[Begin Data supplied]

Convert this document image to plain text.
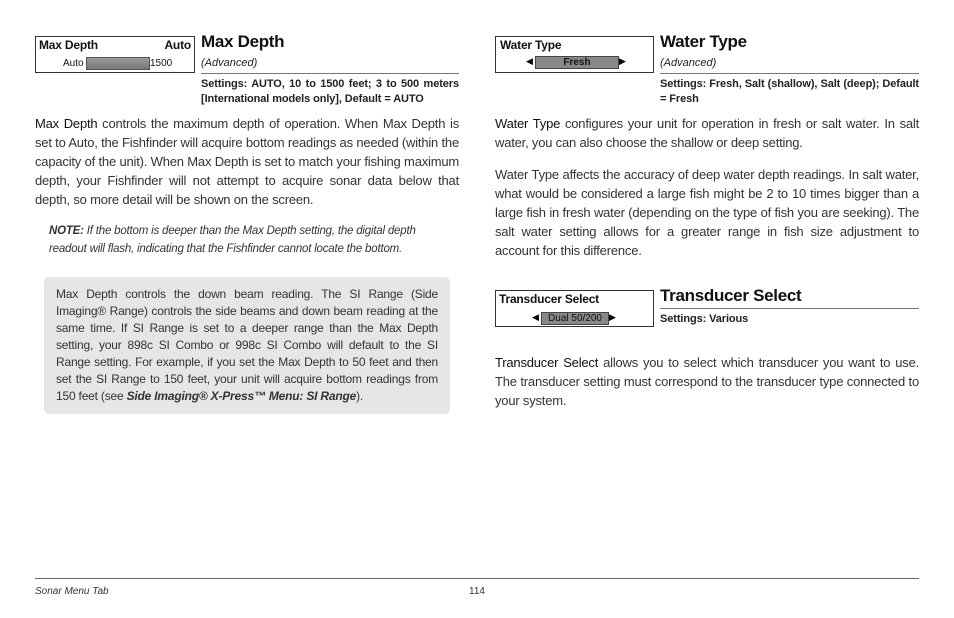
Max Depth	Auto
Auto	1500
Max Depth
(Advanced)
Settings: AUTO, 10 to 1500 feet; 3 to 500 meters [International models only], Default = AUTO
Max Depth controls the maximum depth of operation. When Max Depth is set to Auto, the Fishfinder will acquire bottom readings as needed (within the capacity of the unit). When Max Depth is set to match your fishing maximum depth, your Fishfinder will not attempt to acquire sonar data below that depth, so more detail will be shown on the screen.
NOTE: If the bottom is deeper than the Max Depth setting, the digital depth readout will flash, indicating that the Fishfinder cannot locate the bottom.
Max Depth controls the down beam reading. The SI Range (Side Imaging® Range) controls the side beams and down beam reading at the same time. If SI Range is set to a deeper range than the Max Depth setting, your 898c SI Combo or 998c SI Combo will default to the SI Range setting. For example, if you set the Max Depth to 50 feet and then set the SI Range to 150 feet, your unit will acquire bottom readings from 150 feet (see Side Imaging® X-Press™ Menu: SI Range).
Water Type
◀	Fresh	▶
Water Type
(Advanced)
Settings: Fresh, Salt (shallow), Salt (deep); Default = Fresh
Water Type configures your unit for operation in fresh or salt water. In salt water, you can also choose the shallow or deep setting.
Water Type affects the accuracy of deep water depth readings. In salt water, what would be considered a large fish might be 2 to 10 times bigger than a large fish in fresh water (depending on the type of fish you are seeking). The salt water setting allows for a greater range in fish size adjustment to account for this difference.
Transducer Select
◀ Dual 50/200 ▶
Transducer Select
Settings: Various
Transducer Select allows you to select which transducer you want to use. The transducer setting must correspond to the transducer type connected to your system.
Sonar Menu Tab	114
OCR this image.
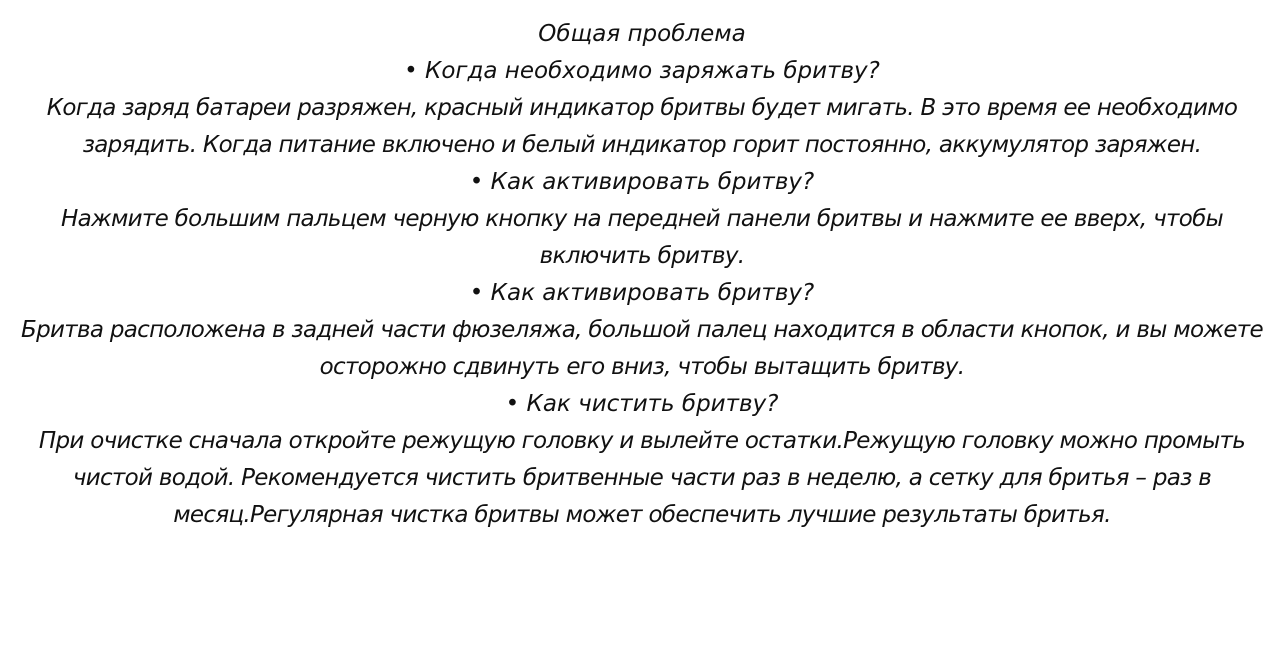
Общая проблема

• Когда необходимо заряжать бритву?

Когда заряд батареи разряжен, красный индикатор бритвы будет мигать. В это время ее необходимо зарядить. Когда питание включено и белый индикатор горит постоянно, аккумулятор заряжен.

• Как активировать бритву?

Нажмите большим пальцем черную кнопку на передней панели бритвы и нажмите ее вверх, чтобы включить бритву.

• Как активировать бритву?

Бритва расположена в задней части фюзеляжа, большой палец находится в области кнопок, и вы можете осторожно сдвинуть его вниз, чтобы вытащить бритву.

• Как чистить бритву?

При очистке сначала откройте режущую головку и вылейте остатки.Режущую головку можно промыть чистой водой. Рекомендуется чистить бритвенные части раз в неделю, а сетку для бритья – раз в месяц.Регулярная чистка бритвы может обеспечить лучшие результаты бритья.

[End Data supplied]
[Begin Data supplied]

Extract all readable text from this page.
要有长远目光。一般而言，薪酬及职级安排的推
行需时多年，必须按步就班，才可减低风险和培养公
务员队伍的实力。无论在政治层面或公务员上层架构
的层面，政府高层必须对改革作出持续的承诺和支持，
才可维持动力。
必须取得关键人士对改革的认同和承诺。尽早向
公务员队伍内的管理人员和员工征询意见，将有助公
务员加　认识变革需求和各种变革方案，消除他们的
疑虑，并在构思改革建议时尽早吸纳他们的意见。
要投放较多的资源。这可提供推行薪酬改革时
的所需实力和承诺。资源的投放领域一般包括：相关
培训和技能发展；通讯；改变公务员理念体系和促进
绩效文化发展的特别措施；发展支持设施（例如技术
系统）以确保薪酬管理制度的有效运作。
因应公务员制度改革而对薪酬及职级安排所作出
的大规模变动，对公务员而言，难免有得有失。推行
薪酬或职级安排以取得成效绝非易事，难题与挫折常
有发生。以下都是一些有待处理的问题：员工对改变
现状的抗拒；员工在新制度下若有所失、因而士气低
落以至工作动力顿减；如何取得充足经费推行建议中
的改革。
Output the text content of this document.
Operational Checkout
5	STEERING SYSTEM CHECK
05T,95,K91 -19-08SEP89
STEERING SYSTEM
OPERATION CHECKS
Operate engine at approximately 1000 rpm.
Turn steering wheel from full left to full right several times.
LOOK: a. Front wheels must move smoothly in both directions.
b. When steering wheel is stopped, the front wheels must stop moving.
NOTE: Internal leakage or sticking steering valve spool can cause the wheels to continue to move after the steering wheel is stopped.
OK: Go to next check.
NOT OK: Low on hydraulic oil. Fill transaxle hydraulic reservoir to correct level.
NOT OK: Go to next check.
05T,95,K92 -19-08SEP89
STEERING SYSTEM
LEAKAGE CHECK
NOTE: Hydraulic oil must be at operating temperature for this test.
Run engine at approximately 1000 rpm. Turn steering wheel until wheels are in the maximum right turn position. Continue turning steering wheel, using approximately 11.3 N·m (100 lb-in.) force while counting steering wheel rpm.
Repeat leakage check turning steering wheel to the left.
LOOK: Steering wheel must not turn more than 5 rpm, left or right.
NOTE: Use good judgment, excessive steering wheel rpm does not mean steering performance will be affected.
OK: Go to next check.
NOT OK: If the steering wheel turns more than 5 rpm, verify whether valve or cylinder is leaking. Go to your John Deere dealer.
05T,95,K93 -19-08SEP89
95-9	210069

[End Data supplied]

Task goal | Scan the material line by line and report each one that contains "approximately".

Final result |
Operate engine at approximately 1000 rpm.
Run engine at approximately 1000 rpm. Turn steering wheel until wheels are in the maximum right turn position. Continue turning steering wheel, using approximately 11.3 N·m (100 lb-in.) force while counting steering wheel rpm.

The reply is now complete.